-- SUPPLIED INFORMATION --
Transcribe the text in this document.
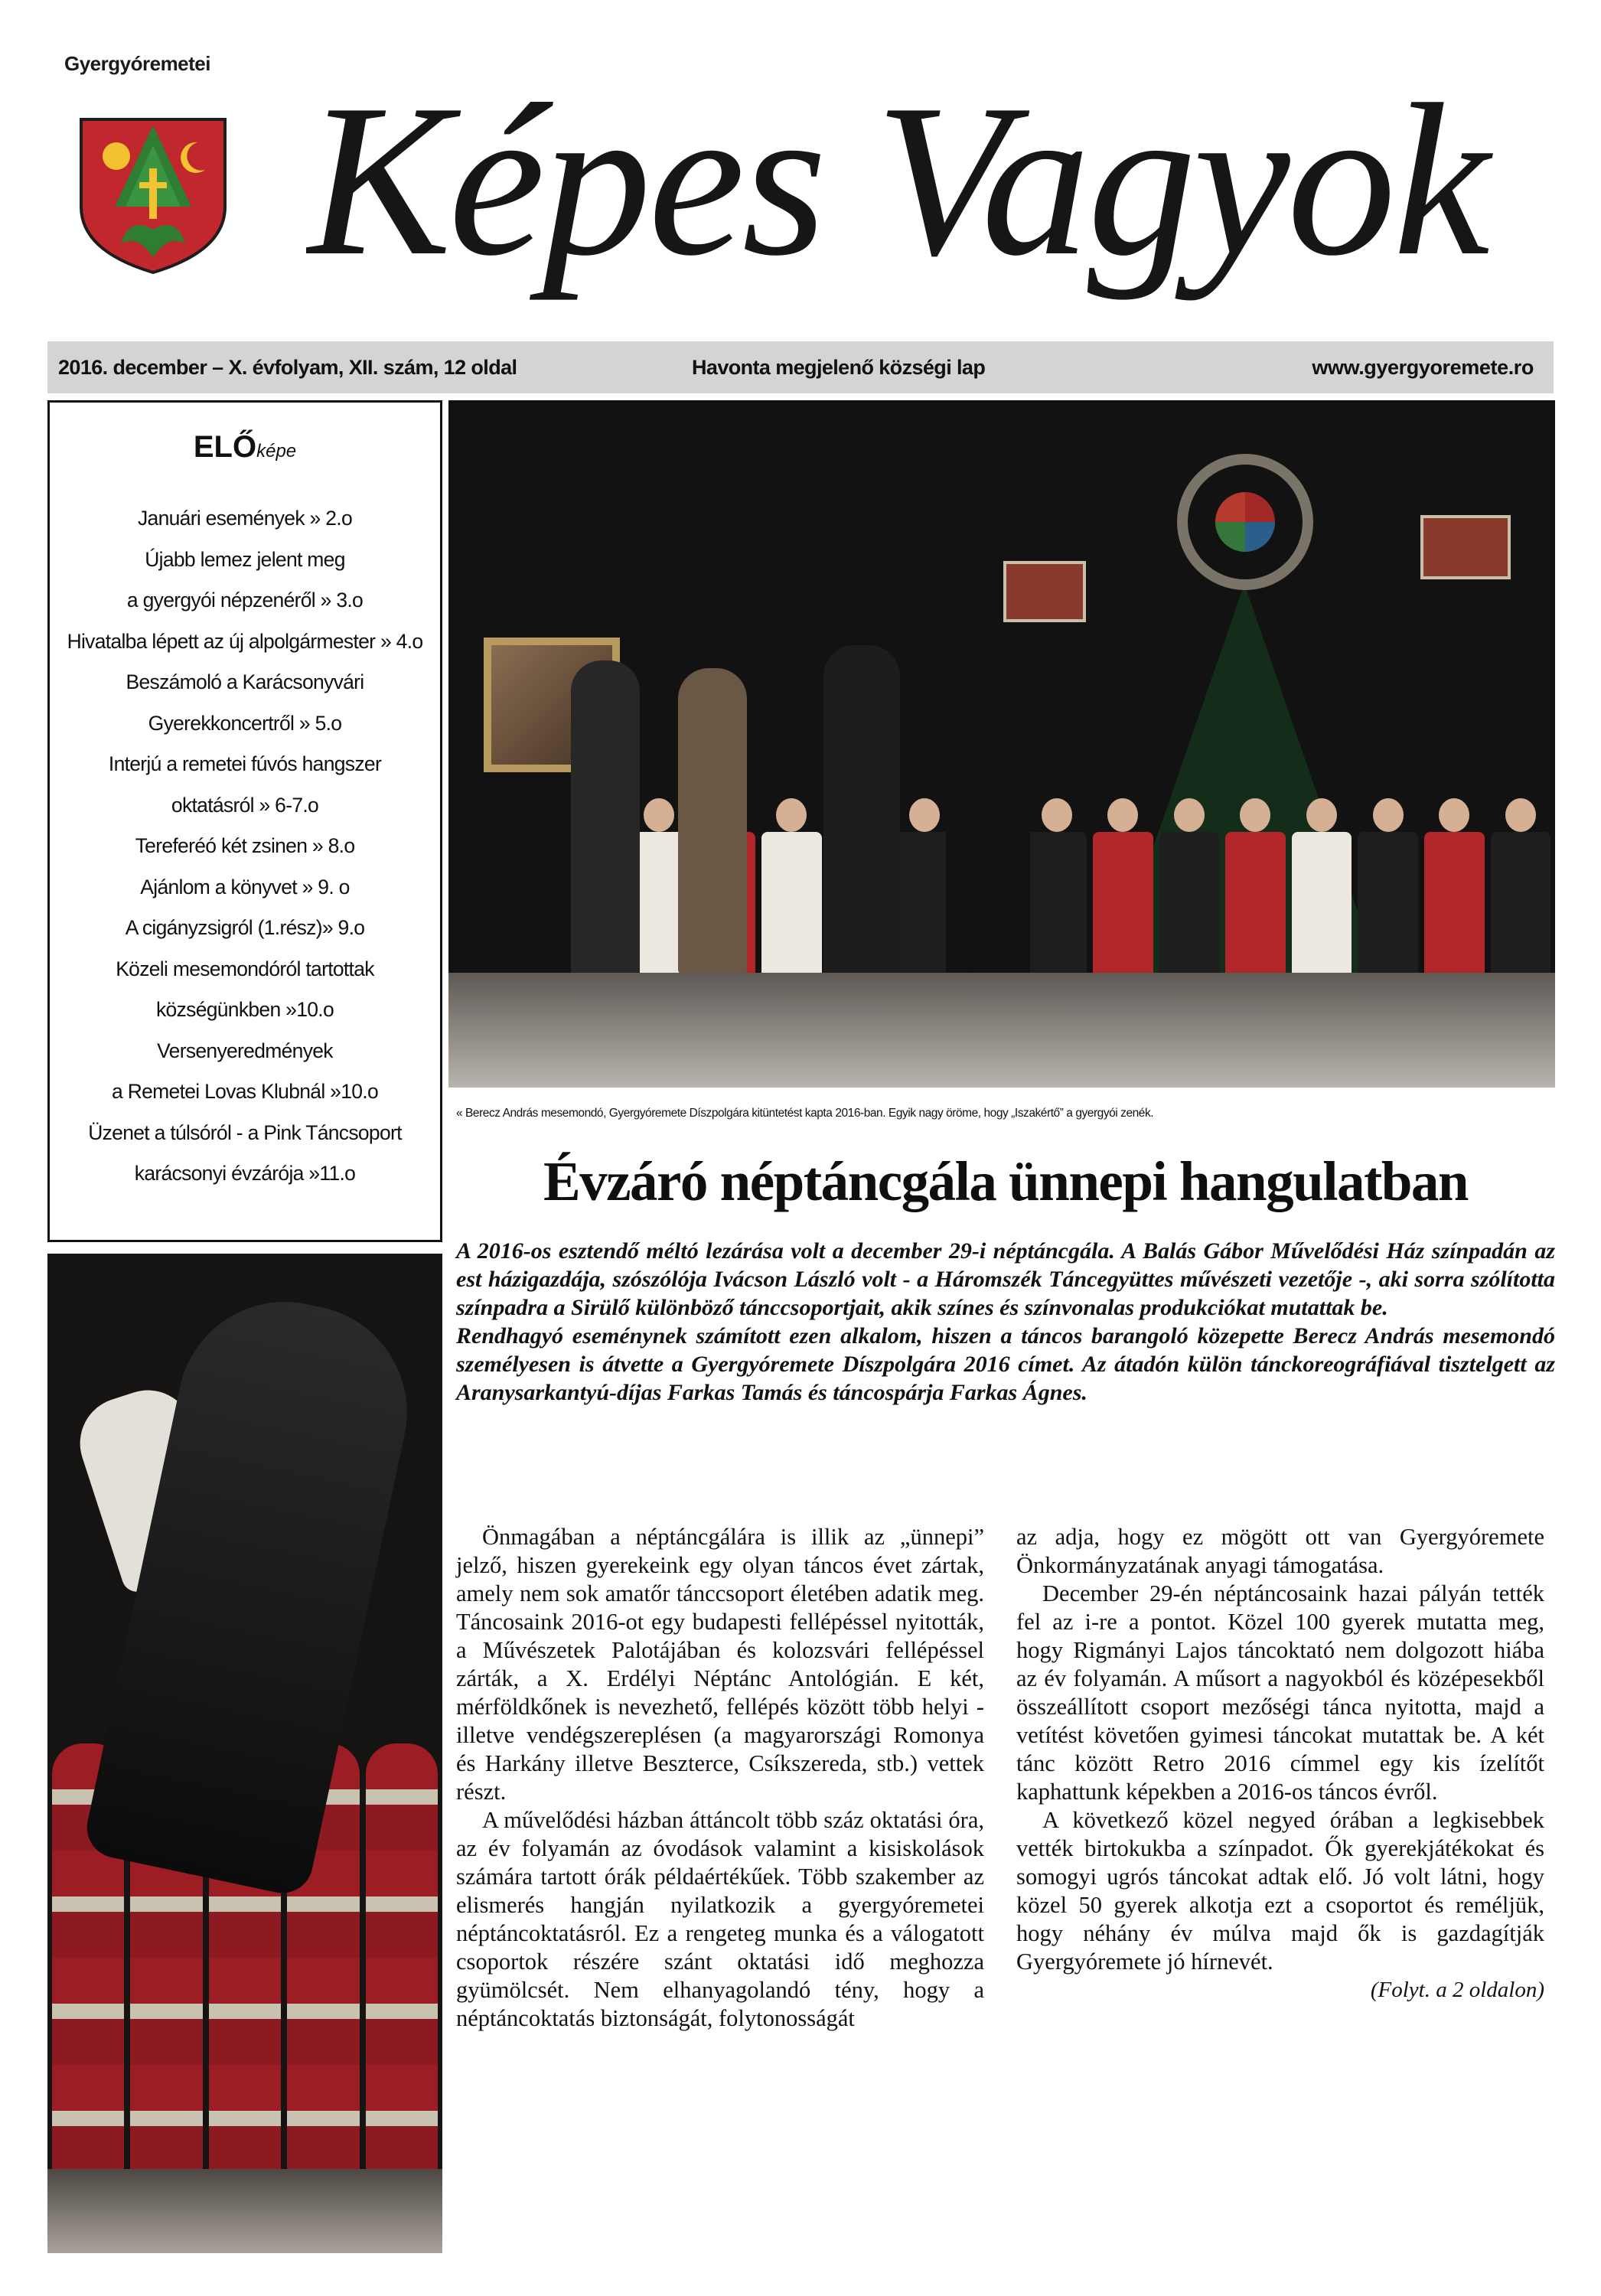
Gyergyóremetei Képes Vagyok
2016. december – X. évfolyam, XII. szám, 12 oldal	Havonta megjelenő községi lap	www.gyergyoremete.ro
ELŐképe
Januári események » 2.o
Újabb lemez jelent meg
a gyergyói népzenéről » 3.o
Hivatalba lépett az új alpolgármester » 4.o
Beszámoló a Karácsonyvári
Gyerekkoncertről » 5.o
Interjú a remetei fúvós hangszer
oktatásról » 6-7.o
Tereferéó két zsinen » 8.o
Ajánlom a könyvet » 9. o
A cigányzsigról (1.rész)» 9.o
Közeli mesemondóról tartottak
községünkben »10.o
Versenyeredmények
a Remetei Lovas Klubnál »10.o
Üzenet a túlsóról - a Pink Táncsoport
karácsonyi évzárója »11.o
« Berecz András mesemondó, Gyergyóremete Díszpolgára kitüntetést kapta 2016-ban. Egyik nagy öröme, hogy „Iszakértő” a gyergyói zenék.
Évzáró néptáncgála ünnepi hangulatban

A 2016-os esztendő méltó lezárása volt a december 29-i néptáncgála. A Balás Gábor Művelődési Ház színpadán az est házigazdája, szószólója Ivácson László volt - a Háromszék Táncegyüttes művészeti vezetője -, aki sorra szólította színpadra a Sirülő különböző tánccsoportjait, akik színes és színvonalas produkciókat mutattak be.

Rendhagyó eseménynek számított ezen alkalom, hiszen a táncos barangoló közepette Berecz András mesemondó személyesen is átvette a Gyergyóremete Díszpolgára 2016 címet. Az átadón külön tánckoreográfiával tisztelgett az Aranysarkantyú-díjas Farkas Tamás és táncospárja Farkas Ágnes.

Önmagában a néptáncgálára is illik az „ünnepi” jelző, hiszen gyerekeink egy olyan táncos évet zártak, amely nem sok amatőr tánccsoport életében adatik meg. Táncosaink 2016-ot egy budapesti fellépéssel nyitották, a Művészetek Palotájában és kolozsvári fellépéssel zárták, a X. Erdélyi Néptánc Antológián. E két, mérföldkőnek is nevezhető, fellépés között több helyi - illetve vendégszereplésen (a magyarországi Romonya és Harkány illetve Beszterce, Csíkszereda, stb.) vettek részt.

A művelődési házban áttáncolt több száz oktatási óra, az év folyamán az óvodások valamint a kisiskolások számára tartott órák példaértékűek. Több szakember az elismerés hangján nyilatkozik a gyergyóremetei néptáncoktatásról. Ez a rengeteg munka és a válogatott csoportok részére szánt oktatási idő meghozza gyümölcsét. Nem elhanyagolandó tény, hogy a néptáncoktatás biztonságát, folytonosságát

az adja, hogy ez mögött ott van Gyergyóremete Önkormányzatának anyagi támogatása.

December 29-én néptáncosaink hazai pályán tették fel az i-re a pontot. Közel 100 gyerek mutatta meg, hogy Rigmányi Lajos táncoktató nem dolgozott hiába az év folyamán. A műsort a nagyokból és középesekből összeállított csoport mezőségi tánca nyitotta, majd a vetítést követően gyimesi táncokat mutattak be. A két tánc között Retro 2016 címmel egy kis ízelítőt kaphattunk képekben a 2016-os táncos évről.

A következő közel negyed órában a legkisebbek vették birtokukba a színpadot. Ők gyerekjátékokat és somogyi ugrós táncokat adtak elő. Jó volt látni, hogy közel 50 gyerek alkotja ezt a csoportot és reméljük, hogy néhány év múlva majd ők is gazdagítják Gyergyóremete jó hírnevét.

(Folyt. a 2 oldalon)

-- GOAL --
What is the number of lines above that contain "volt"? Answer with that number only.

-- SOLUTION TO THE EXERCISE --
2